* [Problem statement]: Please print all of the material below, word for word.

* [Supplied data]:
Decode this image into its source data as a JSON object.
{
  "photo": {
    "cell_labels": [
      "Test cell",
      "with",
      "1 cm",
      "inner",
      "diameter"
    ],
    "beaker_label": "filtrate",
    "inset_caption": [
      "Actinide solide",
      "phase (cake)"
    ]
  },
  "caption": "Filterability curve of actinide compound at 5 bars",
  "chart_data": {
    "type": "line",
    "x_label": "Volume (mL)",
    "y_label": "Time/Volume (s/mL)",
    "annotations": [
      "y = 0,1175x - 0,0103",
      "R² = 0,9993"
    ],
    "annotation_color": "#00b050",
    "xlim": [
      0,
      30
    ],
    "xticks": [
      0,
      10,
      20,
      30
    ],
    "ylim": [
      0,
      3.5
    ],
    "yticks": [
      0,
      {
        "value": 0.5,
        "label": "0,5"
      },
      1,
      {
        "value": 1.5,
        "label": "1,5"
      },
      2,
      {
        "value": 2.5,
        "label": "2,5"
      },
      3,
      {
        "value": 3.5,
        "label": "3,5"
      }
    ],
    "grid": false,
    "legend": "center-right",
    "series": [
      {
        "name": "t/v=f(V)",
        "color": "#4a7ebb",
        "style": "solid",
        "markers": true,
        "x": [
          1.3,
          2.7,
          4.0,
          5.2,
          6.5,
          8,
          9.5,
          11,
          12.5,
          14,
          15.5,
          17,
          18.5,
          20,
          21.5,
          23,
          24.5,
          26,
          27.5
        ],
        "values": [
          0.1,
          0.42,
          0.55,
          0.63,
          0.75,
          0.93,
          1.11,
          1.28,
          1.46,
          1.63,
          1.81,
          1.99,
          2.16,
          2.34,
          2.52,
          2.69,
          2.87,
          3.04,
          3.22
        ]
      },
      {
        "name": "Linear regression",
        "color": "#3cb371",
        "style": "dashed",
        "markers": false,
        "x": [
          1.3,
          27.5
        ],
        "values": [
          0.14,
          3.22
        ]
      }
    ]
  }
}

* [Answer for this exercise]:
Decode this image into its source data as a JSON object.
{
  "photo": {
    "cell_labels": [
      "Test cell",
      "with",
      "1 cm",
      "inner",
      "diameter"
    ],
    "beaker_label": "filtrate",
    "inset_caption": [
      "Actinide solide",
      "phase (cake)"
    ]
  },
  "caption": "Filterability curve of actinide compound at 5 bars",
  "chart_data": {
    "type": "line",
    "x_label": "Volume (mL)",
    "y_label": "Time/Volume (s/mL)",
    "annotations": [
      "y = 0,1175x - 0,0103",
      "R² = 0,9993"
    ],
    "annotation_color": "#00b050",
    "xlim": [
      0,
      30
    ],
    "xticks": [
      0,
      10,
      20,
      30
    ],
    "ylim": [
      0,
      3.5
    ],
    "yticks": [
      0,
      {
        "value": 0.5,
        "label": "0,5"
      },
      1,
      {
        "value": 1.5,
        "label": "1,5"
      },
      2,
      {
        "value": 2.5,
        "label": "2,5"
      },
      3,
      {
        "value": 3.5,
        "label": "3,5"
      }
    ],
    "grid": false,
    "legend": "center-right",
    "series": [
      {
        "name": "t/v=f(V)",
        "color": "#4a7ebb",
        "style": "solid",
        "markers": true,
        "x": [
          1.3,
          2.7,
          4.0,
          5.2,
          6.5,
          8,
          9.5,
          11,
          12.5,
          14,
          15.5,
          17,
          18.5,
          20,
          21.5,
          23,
          24.5,
          26,
          27.5
        ],
        "values": [
          0.1,
          0.42,
          0.55,
          0.63,
          0.75,
          0.93,
          1.11,
          1.28,
          1.46,
          1.63,
          1.81,
          1.99,
          2.16,
          2.34,
          2.52,
          2.69,
          2.87,
          3.04,
          3.22
        ]
      },
      {
        "name": "Linear regression",
        "color": "#3cb371",
        "style": "dashed",
        "markers": false,
        "x": [
          1.3,
          27.5
        ],
        "values": [
          0.14,
          3.22
        ]
      }
    ]
  }
}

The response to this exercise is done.